> **Given problem**
Which lines in the material below contain the word "What"? Copy each of them.

[Collected data]

= = =

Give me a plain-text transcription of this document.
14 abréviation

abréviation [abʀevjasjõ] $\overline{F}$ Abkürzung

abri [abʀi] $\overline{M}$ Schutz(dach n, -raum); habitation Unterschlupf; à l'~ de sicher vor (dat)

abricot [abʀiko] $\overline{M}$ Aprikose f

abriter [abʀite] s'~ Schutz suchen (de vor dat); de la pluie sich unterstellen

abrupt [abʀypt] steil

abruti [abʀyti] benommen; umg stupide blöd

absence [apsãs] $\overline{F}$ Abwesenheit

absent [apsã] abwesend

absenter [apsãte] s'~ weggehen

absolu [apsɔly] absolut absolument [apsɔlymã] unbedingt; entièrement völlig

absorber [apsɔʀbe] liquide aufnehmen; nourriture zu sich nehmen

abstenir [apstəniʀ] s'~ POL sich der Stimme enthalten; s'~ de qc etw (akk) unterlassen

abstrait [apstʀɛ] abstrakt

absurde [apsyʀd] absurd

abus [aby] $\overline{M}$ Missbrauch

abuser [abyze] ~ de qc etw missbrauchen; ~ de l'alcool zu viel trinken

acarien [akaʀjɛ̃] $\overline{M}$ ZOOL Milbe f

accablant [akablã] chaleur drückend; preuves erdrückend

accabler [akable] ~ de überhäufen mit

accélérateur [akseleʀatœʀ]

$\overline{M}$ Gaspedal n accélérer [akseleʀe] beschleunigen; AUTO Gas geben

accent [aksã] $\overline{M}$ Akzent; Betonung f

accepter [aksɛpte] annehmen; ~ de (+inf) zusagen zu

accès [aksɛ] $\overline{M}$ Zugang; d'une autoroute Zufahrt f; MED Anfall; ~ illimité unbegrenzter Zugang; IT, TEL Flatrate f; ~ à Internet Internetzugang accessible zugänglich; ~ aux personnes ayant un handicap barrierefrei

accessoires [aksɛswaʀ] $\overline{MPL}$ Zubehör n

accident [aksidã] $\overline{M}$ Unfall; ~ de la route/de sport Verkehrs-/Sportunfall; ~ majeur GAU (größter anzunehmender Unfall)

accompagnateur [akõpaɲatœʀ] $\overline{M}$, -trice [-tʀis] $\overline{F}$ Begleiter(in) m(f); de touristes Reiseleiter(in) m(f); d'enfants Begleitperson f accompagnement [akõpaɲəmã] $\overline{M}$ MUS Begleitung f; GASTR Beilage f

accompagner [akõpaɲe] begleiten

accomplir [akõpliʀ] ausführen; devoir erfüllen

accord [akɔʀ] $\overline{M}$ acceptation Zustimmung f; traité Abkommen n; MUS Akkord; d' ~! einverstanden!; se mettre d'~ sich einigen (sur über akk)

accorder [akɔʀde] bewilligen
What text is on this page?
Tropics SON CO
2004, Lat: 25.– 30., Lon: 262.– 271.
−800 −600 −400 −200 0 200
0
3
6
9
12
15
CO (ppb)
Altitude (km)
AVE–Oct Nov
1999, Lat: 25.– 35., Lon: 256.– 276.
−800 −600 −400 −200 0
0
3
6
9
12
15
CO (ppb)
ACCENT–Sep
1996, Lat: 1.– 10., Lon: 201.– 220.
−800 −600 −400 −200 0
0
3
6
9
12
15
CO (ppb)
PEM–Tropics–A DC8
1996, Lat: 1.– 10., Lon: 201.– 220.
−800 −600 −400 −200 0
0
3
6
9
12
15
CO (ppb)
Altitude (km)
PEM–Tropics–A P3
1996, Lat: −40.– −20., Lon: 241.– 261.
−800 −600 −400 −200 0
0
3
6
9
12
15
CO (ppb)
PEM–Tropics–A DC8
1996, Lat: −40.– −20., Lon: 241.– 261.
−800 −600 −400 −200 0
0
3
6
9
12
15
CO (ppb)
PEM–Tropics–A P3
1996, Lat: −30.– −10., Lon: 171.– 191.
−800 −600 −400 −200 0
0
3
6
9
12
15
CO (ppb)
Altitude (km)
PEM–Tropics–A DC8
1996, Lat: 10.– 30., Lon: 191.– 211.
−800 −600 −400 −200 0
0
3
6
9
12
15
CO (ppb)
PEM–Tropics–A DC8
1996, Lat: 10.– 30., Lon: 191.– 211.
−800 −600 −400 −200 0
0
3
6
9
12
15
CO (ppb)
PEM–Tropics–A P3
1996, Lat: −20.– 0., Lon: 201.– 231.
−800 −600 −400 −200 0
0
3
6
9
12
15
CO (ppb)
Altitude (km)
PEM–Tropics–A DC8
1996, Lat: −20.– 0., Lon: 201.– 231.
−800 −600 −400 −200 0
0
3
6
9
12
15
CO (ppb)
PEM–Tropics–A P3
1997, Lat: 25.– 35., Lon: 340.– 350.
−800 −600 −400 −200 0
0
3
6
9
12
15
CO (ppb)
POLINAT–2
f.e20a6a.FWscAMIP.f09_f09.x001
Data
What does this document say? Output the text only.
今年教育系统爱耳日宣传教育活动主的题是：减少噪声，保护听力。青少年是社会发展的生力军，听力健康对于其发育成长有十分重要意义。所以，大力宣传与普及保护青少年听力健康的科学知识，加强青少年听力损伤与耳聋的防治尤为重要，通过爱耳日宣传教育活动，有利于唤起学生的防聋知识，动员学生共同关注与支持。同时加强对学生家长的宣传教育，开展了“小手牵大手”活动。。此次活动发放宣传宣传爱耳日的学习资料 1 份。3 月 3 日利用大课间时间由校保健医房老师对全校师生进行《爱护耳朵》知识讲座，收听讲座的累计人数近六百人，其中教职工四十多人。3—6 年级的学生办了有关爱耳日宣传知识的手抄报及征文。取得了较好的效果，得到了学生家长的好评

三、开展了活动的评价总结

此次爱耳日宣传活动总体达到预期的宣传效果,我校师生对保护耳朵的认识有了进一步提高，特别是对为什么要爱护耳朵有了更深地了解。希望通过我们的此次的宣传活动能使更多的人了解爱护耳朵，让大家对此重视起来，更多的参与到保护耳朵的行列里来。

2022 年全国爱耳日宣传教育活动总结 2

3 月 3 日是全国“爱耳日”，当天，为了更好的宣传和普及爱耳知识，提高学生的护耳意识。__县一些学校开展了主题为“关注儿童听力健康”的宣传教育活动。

= = =

> **Output for this exercise**
What text is on this page?
What does this document say? Output the text only.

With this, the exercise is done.